Birleşik Taşımacılık Çalışanları Sendikası (BTS) İzmir Şube Sekreteri Mehti Seyhan’la Türkiye Cumhuriyeti Devlet Demiryolları’nda (TCDD) son dönemde artan baskı ve sürgün süreçlerini konuştuk. Seyhan, TCDD’deki bu sürecin İstanbul Büyükşehir Belediyesi’nin AKP tarafından kaybedilmesinin ardından daha da arttığını belirtti ve ekledi “Ulaştırma Bakanı, Altyapı A.Ş. Genel Müdürlüğü ve Trafik Daire Başkanı… Hepsi bir araya gelerek daha önce İstanbul Büyükşehir Belediyesi’nde oluşturdukları paralel yapıyı devlet demiryollarında da oluşturdular.”
Son dönemde BTS üyelerine yönelik baskı ve sürgünle gündeme gelen TCDD’de 6 Ocak günü İzmir’de yeni bir sürgün kararı daha uygulandı. BTS üyesi 4 çalışan için sürgün kararı çıkartan demiryolları yönetimi, 3 çalışanı Malatya’ya bir çalışanı da Kars’a sürgüne gönderdi.
TCDD’de yaşanan son gelişmelerle ilgili değerlendirmelerde bulunan Mehti Seyhan “En başta süreç AKP’nin İstanbul Büyükşehir Belediyesi’ni kaybetmesinden sonra, buradaki bürokratlarını Ulaştırma Bakanlığı dâhil olmak üzere devlet demiryollarına göndermesiyle başladı. Devlet demiryolları, liyakat sahibi insanların yönetmesi gereken bir yerdir. Ancak burada işten anlamayan belki de hayatlarında tren dahi görmemiş insanların ataması yapıldı. Demiryollarının bel kemiği sayılan trafik dairesine İstanbul Büyükşehir Belediyesi’nde mezbahada görevli bir memuru atadılar. Biz de sendika olarak her zaman kurumu düşündük ve bu liyakat sahibi olmayan kişilerin kuruma zarar verdiğini ve kazaların çoğaldığını beyan ettik. Bu beyanlardan sonra sendika ve devlet demiryolları arasında bir gerginlik olmaya başladı.” şeklinde konuştu.

- _Sağlanan veriler_
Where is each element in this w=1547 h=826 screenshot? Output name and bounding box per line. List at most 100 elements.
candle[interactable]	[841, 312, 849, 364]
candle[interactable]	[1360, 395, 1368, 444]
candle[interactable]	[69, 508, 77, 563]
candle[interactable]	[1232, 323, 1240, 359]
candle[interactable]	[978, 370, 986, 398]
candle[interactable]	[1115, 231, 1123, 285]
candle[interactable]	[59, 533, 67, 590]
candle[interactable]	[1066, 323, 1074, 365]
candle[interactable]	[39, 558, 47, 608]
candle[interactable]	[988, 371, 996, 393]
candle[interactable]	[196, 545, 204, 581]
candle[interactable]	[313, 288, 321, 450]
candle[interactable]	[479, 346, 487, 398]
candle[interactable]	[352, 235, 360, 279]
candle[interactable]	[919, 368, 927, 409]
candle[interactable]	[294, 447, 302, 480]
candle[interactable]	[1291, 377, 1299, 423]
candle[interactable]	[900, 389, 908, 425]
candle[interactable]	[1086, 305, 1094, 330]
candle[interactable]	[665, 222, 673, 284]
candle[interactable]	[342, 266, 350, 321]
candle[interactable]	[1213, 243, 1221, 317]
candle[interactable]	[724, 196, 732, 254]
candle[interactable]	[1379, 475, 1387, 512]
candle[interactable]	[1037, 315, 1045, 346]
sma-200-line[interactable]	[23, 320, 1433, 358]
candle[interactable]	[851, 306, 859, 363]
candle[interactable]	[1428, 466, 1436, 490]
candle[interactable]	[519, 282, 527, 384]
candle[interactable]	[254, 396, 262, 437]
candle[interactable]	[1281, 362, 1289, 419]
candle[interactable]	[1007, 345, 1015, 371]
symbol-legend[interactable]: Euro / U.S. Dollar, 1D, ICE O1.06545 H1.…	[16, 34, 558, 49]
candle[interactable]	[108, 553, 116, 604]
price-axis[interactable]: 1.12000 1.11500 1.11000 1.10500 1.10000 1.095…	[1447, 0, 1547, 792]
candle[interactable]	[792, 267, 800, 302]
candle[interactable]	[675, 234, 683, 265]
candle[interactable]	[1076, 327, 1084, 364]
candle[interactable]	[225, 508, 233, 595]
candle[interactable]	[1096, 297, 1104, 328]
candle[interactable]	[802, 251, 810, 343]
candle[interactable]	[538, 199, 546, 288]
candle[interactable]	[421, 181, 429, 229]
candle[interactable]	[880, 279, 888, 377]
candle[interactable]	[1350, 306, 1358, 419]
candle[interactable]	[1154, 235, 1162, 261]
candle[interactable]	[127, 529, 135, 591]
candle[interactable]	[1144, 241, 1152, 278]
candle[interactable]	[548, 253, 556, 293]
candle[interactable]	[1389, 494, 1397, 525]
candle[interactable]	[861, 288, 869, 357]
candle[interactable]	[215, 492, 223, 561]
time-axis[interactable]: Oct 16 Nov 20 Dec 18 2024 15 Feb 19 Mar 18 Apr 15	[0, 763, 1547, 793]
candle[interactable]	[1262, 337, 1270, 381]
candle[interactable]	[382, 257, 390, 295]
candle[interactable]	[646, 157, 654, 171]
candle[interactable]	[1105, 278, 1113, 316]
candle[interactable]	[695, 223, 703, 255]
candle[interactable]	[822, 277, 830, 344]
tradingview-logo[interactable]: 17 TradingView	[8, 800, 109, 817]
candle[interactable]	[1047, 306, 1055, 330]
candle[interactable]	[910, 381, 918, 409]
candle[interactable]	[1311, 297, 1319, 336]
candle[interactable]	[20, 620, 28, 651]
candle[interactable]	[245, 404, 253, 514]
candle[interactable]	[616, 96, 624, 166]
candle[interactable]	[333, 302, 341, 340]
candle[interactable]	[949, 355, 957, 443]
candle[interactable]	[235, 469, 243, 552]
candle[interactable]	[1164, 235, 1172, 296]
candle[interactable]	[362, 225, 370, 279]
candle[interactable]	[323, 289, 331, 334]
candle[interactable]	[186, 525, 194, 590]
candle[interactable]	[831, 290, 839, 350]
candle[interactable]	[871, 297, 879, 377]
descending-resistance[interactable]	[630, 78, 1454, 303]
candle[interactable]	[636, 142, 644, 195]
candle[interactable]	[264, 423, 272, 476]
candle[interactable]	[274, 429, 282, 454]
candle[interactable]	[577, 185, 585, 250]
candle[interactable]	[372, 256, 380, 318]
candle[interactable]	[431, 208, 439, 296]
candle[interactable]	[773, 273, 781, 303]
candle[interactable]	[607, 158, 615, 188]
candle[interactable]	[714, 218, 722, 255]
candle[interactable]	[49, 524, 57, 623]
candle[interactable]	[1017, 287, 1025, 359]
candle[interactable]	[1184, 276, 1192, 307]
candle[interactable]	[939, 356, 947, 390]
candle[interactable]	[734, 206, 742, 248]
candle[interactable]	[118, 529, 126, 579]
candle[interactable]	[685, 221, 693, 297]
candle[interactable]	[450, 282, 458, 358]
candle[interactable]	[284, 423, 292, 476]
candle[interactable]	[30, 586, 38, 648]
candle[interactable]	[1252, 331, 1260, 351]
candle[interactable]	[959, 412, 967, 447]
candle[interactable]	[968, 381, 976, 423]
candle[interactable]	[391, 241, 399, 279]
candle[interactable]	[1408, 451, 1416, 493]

- _Yapılacaklar_
1. TCDD'deki sürgünleri anlatan metne göre, 6 Ocak'ta İzmir'de sürgün kararı çıkarılan BTS üyesi çalışanlardan kaçı Malatya'ya gönderildi?
2. TCDD'deki baskı ve sürgünleri anlatan metni kaldığı yerden devam ettirerek yazın.
Kayıtlar başka bir kaynaktan alınmıştır.

- _Alıştırma cevapları_
1. Üç çalışan Malatya'ya gönderildi.

2.
Sendika olarak tüm baskı ve sürgün kararlarına tepki gösterdiklerini belirten Seyhan, COVID-19 sürecinde TCDD’nin yeterli önlemler almadığı için dilekçe yazan personellerin dahi sürgüne gönderildiklerini söyledi. Ayrıca kamuoyunda geniş yankı uyandıran “Çin Treni” konusuna da değinen Seyhan, sürece yönelik eleştirileri belirttiklerini ve bu eleştirilerden sonra kendilerine yönelik baskının iyice arttığını söyledi. Mehti Seyhan “Çin’e gidecek ihracat treninin hiç hazır olmadan, bir şov için 130 km gidip tekrar geri gelmesini eleştirdik. Hatta kendileri de itiraf ettiler, bu trenin gümrük işlemleri için hazır olmadığını söyleyip treni geri çektiler.” şeklinde konuştu.
BTS’nin sendikal mücadele anlamında son zamanlarda yükselmeye başladığını, özellikle İzmir şubede üye sayısını anlamında artış yakaladıklarını ve yetki alma yolunda ilerlediklerini belirten Seyhan, TCDD’nin BTS üyesi olmayan işçilere de “BTS’ye üye olursanız sizi de sürgün yaparız” şeklinde bir gözdağı verdiği kaydetti.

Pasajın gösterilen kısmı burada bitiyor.